• _The problem_
Print verbatim the lines of the entries from the one containing "Read this page and output its text content." to the last, inclusive, and no others.

• _Data for the task_

<<<<

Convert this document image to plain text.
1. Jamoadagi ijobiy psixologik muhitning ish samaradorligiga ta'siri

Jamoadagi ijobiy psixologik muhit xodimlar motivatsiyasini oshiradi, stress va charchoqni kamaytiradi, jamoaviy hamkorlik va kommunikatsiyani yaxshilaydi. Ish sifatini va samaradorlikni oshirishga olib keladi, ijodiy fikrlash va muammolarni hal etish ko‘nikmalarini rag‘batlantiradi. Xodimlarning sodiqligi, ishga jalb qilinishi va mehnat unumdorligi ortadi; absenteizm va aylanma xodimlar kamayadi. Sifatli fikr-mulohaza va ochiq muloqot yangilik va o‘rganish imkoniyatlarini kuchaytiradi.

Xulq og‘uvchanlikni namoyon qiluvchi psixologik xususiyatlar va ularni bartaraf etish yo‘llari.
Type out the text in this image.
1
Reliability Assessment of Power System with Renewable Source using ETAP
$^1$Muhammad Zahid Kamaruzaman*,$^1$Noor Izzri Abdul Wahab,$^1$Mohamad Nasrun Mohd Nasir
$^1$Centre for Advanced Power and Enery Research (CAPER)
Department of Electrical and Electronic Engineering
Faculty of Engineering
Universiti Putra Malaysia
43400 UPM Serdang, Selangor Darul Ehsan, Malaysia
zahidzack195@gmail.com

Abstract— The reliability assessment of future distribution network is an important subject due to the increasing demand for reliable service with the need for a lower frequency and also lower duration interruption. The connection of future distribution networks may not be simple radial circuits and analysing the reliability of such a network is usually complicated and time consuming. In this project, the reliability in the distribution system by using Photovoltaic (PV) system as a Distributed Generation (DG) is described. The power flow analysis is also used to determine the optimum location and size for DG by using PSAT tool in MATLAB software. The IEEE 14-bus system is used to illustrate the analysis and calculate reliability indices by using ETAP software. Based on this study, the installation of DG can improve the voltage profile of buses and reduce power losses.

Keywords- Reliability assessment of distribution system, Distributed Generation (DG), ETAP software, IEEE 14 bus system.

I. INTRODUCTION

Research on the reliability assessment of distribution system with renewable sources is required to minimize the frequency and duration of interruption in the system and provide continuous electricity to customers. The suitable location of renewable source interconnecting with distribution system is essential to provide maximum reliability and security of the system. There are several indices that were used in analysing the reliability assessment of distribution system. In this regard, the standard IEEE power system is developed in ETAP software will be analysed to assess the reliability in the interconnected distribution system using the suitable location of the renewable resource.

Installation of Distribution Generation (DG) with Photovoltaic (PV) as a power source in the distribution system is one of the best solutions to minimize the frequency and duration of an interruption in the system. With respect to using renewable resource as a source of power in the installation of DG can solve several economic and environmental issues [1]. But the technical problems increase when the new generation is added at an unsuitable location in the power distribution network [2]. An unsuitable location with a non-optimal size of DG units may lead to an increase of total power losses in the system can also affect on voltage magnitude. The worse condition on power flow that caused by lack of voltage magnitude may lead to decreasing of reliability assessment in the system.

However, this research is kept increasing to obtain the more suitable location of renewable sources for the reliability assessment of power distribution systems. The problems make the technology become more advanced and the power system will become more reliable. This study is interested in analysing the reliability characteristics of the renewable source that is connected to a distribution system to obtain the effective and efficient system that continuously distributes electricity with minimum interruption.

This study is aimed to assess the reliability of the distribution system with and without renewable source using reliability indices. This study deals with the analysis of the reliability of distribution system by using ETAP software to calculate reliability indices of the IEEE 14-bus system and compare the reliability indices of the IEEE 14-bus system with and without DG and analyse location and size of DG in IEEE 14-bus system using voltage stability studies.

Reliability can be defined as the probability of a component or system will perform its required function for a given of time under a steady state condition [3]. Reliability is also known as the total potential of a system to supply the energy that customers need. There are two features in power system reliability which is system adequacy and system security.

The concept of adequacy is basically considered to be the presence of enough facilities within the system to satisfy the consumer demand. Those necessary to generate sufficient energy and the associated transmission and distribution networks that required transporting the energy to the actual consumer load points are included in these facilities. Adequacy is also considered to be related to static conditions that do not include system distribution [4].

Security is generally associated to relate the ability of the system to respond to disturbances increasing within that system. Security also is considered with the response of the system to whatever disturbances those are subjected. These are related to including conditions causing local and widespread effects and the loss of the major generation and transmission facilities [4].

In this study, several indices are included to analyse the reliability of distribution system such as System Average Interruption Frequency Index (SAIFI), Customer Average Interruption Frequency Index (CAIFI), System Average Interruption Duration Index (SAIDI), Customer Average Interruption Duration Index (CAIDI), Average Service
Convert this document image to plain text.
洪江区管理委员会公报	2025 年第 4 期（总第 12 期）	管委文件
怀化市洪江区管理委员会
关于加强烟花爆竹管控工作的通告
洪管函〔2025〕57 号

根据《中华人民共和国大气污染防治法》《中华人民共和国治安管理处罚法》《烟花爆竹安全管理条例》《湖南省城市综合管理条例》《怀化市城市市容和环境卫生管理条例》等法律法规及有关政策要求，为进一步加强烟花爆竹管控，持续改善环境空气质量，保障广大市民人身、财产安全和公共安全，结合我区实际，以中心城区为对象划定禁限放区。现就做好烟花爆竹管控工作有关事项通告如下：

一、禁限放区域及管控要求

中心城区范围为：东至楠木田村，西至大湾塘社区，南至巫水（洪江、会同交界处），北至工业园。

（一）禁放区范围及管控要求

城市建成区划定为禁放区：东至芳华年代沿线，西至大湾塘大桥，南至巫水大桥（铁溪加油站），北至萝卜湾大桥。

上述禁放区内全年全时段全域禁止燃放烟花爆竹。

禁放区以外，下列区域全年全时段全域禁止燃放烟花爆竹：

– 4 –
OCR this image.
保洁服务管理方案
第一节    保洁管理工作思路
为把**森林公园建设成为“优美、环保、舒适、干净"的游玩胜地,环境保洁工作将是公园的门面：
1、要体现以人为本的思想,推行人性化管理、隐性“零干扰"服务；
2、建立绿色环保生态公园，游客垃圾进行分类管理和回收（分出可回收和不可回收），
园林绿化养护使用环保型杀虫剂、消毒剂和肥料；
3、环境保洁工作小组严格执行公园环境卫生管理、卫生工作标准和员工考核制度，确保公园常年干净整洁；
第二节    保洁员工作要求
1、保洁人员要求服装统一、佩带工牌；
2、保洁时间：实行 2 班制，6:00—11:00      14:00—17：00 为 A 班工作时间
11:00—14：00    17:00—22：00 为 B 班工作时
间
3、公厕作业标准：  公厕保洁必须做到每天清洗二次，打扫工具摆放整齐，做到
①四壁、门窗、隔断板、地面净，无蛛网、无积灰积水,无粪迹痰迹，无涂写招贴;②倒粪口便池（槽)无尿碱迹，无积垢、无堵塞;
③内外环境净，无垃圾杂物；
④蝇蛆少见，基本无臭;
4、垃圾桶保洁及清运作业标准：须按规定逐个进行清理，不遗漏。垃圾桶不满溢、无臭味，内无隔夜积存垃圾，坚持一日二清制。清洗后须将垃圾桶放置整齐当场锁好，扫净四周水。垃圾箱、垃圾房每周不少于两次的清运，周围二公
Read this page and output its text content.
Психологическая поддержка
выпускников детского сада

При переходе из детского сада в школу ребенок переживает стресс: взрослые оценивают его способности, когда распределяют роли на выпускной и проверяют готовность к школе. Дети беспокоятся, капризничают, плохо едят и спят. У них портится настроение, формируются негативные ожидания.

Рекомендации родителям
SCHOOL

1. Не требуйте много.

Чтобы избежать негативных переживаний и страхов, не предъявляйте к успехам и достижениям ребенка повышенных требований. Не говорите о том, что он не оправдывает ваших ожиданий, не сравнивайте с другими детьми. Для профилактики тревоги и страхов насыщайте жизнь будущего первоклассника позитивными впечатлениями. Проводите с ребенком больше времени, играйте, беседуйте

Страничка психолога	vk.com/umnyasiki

>>>>

• _Output for this exercise_
Read this page and output its text content.
Психологическая поддержка
выпускников детского сада

При переходе из детского сада в школу ребенок переживает стресс: взрослые оценивают его способности, когда распределяют роли на выпускной и проверяют готовность к школе. Дети беспокоятся, капризничают, плохо едят и спят. У них портится настроение, формируются негативные ожидания.

Рекомендации родителям
SCHOOL

1. Не требуйте много.

Чтобы избежать негативных переживаний и страхов, не предъявляйте к успехам и достижениям ребенка повышенных требований. Не говорите о том, что он не оправдывает ваших ожиданий, не сравнивайте с другими детьми. Для профилактики тревоги и страхов насыщайте жизнь будущего первоклассника позитивными впечатлениями. Проводите с ребенком больше времени, играйте, беседуйте

Страничка психолога	vk.com/umnyasiki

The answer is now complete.